- **EXERCISE TASK**: Below are some records; repeat them all exactly, minus the pictures.
## start DATA SHOWN
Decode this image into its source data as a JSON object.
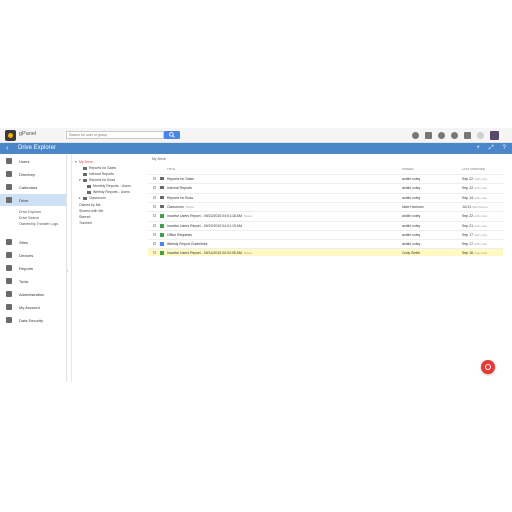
{
  "topbar": {
    "app_title": "gPanel",
    "search_placeholder": "Search for user or group"
  },
  "header": {
    "title": "Drive Explorer"
  },
  "nav": {
    "items": [
      {
        "label": "Users"
      },
      {
        "label": "Directory"
      },
      {
        "label": "Calendars"
      },
      {
        "label": "Drive"
      },
      {
        "label": "Sites"
      },
      {
        "label": "Devices"
      },
      {
        "label": "Reports"
      },
      {
        "label": "Tools"
      },
      {
        "label": "Administration"
      },
      {
        "label": "My Account"
      },
      {
        "label": "Data Security"
      }
    ],
    "drive_sub": [
      "Drive Explorer",
      "Drive Search",
      "Ownership Transfer Logs"
    ]
  },
  "tree": {
    "my_drive": "My Drive",
    "reports_for_sales": "Reports for Sales",
    "internal_reports": "Internal Reports",
    "reports_for_boss": "Reports for Boss",
    "monthly_reports": "Monthly Reports - Users",
    "weekly_reports": "Weekly Reports - Users",
    "classroom": "Classroom",
    "owned_by_me": "Owned by Me",
    "shared_with_me": "Shared with Me",
    "starred": "Starred",
    "trashed": "Trashed"
  },
  "content": {
    "breadcrumb": "My Drive",
    "columns": {
      "title": "TITLE",
      "owner": "OWNER",
      "modified": "LAST MODIFIED"
    },
    "rows": [
      {
        "icon": "folder",
        "title": "Reports for Sales",
        "tag": "",
        "owner": "ashlin oxley",
        "date": "Sep 22",
        "who": "ashlin oxley"
      },
      {
        "icon": "folder",
        "title": "Internal Reports",
        "tag": "",
        "owner": "ashlin oxley",
        "date": "Sep 22",
        "who": "ashlin oxley"
      },
      {
        "icon": "folder",
        "title": "Reports for Boss",
        "tag": "",
        "owner": "ashlin oxley",
        "date": "Sep 14",
        "who": "ashlin oxley"
      },
      {
        "icon": "folder",
        "title": "Classroom",
        "tag": "Shared",
        "owner": "Nate Harrison",
        "date": "Jul 21",
        "who": "Nate Harrison"
      },
      {
        "icon": "sheet",
        "title": "Inactive Users Report - 09/22/2015 04:01:18 AM",
        "tag": "Shared",
        "owner": "ashlin oxley",
        "date": "Sep 22",
        "who": "ashlin oxley"
      },
      {
        "icon": "sheet",
        "title": "Inactive Users Report - 09/22/2015 04:01:19 AM",
        "tag": "",
        "owner": "ashlin oxley",
        "date": "Sep 21",
        "who": "ashlin oxley"
      },
      {
        "icon": "sheet",
        "title": "Office Requests",
        "tag": "",
        "owner": "ashlin oxley",
        "date": "Sep 17",
        "who": "ashlin oxley"
      },
      {
        "icon": "doc",
        "title": "Weekly Report Guidelines",
        "tag": "",
        "owner": "ashlin oxley",
        "date": "Sep 17",
        "who": "ashlin oxley"
      },
      {
        "icon": "sheet",
        "title": "Inactive Users Report - 09/14/2015 00:02:05 AM",
        "tag": "Shared",
        "owner": "Cody Smith",
        "date": "Sep 16",
        "who": "Cody Smith"
      }
    ]
  }
}
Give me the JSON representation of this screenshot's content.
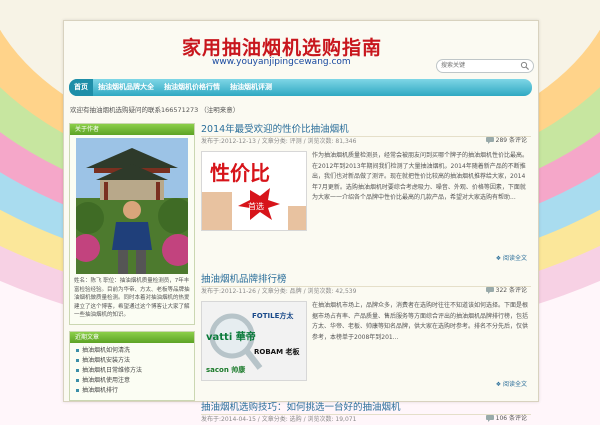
{
  "header": {
    "title": "家用抽油烟机选购指南",
    "url": "www.youyanjipingcewang.com"
  },
  "search": {
    "placeholder": "搜索关键"
  },
  "nav": {
    "items": [
      "首页",
      "抽油烟机品牌大全",
      "抽油烟机价格行情",
      "抽油烟机评测"
    ]
  },
  "notice": "欢迎有抽油烟机选购疑问的联系166571273 （注明来意）",
  "sidebar": {
    "about_title": "关于作者",
    "about_text": "姓名：陈飞  职位：抽油烟机质量检测员，7年丰富检验经验。目前为华帝、方太、老板等品牌抽油烟机做质量检测。同时本着对抽油烟机的热爱建立了这个博客，希望通过这个博客让大家了解一些抽油烟机的知识。",
    "links_title": "近期文章",
    "links": [
      "抽油烟机如何清洗",
      "抽油烟机安装方法",
      "抽油烟机日常维修方法",
      "抽油烟机使用注意",
      "抽油烟机排行"
    ]
  },
  "posts": [
    {
      "title": "2014年最受欢迎的性价比抽油烟机",
      "meta": "发布于:2012-12-13 / 文章分类: 评测 / 浏览次数: 81,346",
      "comments": "289 条评论",
      "thumb_text": "性价比",
      "thumb_tag": "首选",
      "excerpt": "作为抽油烟机质量检测员，经常会被朋友问到买哪个牌子的抽油烟机性价比最高。在2012年到2013年期间我们检测了大量抽油烟机，2014年随着新产品的不断推出，我们也对新品做了测评。现在就把性价比较高的抽油烟机推荐给大家，2014年7月更新。选购抽油烟机时要综合考虑吸力、噪音、外观、价格等因素，下面就为大家一一介绍各个品牌中性价比最高的几款产品，希望对大家选购有帮助...",
      "readmore": "阅读全文"
    },
    {
      "title": "抽油烟机品牌排行榜",
      "meta": "发布于:2012-11-26 / 文章分类: 品牌 / 浏览次数: 42,539",
      "comments": "322 条评论",
      "thumb_brands": [
        "FOTILE方太",
        "vatti 華帝",
        "ROBAM 老板",
        "sacon 帅康"
      ],
      "excerpt": "在抽油烟机市场上，品牌众多，消费者在选购时往往不知道该如何选择。下面是根据市场占有率、产品质量、售后服务等方面综合评出的抽油烟机品牌排行榜，包括方太、华帝、老板、帅康等知名品牌，供大家在选购时参考。排名不分先后，仅供参考，本榜单于2008年到201...",
      "readmore": "阅读全文"
    },
    {
      "title": "抽油烟机选购技巧：如何挑选一台好的抽油烟机",
      "meta": "发布于:2014-04-15 / 文章分类: 选购 / 浏览次数: 19,071",
      "comments": "106 条评论"
    }
  ]
}
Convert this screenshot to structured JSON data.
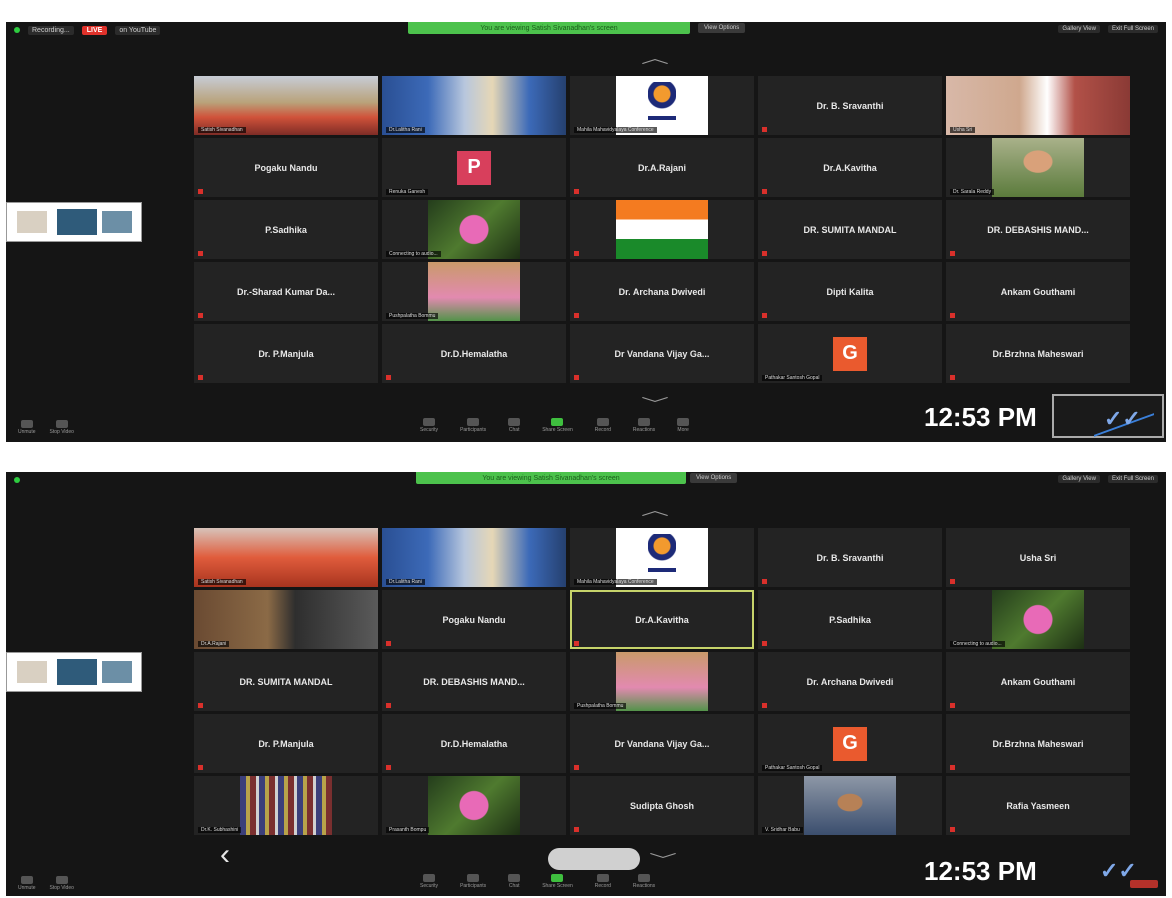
## end DATA SHOWN
- **TASK SOLUTION**:
Decode this image into its source data as a JSON object.
{
  "topbar": {
    "app_title": "gPanel",
    "search_placeholder": "Search for user or group"
  },
  "header": {
    "title": "Drive Explorer"
  },
  "nav": {
    "items": [
      {
        "label": "Users"
      },
      {
        "label": "Directory"
      },
      {
        "label": "Calendars"
      },
      {
        "label": "Drive"
      },
      {
        "label": "Sites"
      },
      {
        "label": "Devices"
      },
      {
        "label": "Reports"
      },
      {
        "label": "Tools"
      },
      {
        "label": "Administration"
      },
      {
        "label": "My Account"
      },
      {
        "label": "Data Security"
      }
    ],
    "drive_sub": [
      "Drive Explorer",
      "Drive Search",
      "Ownership Transfer Logs"
    ]
  },
  "tree": {
    "my_drive": "My Drive",
    "reports_for_sales": "Reports for Sales",
    "internal_reports": "Internal Reports",
    "reports_for_boss": "Reports for Boss",
    "monthly_reports": "Monthly Reports - Users",
    "weekly_reports": "Weekly Reports - Users",
    "classroom": "Classroom",
    "owned_by_me": "Owned by Me",
    "shared_with_me": "Shared with Me",
    "starred": "Starred",
    "trashed": "Trashed"
  },
  "content": {
    "breadcrumb": "My Drive",
    "columns": {
      "title": "TITLE",
      "owner": "OWNER",
      "modified": "LAST MODIFIED"
    },
    "rows": [
      {
        "icon": "folder",
        "title": "Reports for Sales",
        "tag": "",
        "owner": "ashlin oxley",
        "date": "Sep 22",
        "who": "ashlin oxley"
      },
      {
        "icon": "folder",
        "title": "Internal Reports",
        "tag": "",
        "owner": "ashlin oxley",
        "date": "Sep 22",
        "who": "ashlin oxley"
      },
      {
        "icon": "folder",
        "title": "Reports for Boss",
        "tag": "",
        "owner": "ashlin oxley",
        "date": "Sep 14",
        "who": "ashlin oxley"
      },
      {
        "icon": "folder",
        "title": "Classroom",
        "tag": "Shared",
        "owner": "Nate Harrison",
        "date": "Jul 21",
        "who": "Nate Harrison"
      },
      {
        "icon": "sheet",
        "title": "Inactive Users Report - 09/22/2015 04:01:18 AM",
        "tag": "Shared",
        "owner": "ashlin oxley",
        "date": "Sep 22",
        "who": "ashlin oxley"
      },
      {
        "icon": "sheet",
        "title": "Inactive Users Report - 09/22/2015 04:01:19 AM",
        "tag": "",
        "owner": "ashlin oxley",
        "date": "Sep 21",
        "who": "ashlin oxley"
      },
      {
        "icon": "sheet",
        "title": "Office Requests",
        "tag": "",
        "owner": "ashlin oxley",
        "date": "Sep 17",
        "who": "ashlin oxley"
      },
      {
        "icon": "doc",
        "title": "Weekly Report Guidelines",
        "tag": "",
        "owner": "ashlin oxley",
        "date": "Sep 17",
        "who": "ashlin oxley"
      },
      {
        "icon": "sheet",
        "title": "Inactive Users Report - 09/14/2015 00:02:05 AM",
        "tag": "Shared",
        "owner": "Cody Smith",
        "date": "Sep 16",
        "who": "Cody Smith"
      }
    ]
  }
}
Give me the JSON representation of this screenshot's content.
{
  "header": {
    "title": "家用抽油烟机选购指南",
    "url": "www.youyanjipingcewang.com"
  },
  "search": {
    "placeholder": "搜索关键"
  },
  "nav": {
    "items": [
      "首页",
      "抽油烟机品牌大全",
      "抽油烟机价格行情",
      "抽油烟机评测"
    ]
  },
  "notice": "欢迎有抽油烟机选购疑问的联系166571273 （注明来意）",
  "sidebar": {
    "about_title": "关于作者",
    "about_text": "姓名：陈飞  职位：抽油烟机质量检测员，7年丰富检验经验。目前为华帝、方太、老板等品牌抽油烟机做质量检测。同时本着对抽油烟机的热爱建立了这个博客，希望通过这个博客让大家了解一些抽油烟机的知识。",
    "links_title": "近期文章",
    "links": [
      "抽油烟机如何清洗",
      "抽油烟机安装方法",
      "抽油烟机日常维修方法",
      "抽油烟机使用注意",
      "抽油烟机排行"
    ]
  },
  "posts": [
    {
      "title": "2014年最受欢迎的性价比抽油烟机",
      "meta": "发布于:2012-12-13 / 文章分类: 评测 / 浏览次数: 81,346",
      "comments": "289 条评论",
      "thumb_text": "性价比",
      "thumb_tag": "首选",
      "excerpt": "作为抽油烟机质量检测员，经常会被朋友问到买哪个牌子的抽油烟机性价比最高。在2012年到2013年期间我们检测了大量抽油烟机，2014年随着新产品的不断推出，我们也对新品做了测评。现在就把性价比较高的抽油烟机推荐给大家，2014年7月更新。选购抽油烟机时要综合考虑吸力、噪音、外观、价格等因素，下面就为大家一一介绍各个品牌中性价比最高的几款产品，希望对大家选购有帮助...",
      "readmore": "阅读全文"
    },
    {
      "title": "抽油烟机品牌排行榜",
      "meta": "发布于:2012-11-26 / 文章分类: 品牌 / 浏览次数: 42,539",
      "comments": "322 条评论",
      "thumb_brands": [
        "FOTILE方太",
        "vatti 華帝",
        "ROBAM 老板",
        "sacon 帅康"
      ],
      "excerpt": "在抽油烟机市场上，品牌众多，消费者在选购时往往不知道该如何选择。下面是根据市场占有率、产品质量、售后服务等方面综合评出的抽油烟机品牌排行榜，包括方太、华帝、老板、帅康等知名品牌，供大家在选购时参考。排名不分先后，仅供参考，本榜单于2008年到201...",
      "readmore": "阅读全文"
    },
    {
      "title": "抽油烟机选购技巧：如何挑选一台好的抽油烟机",
      "meta": "发布于:2014-04-15 / 文章分类: 选购 / 浏览次数: 19,071",
      "comments": "106 条评论"
    }
  ]
}
Convert this screenshot to structured JSON data.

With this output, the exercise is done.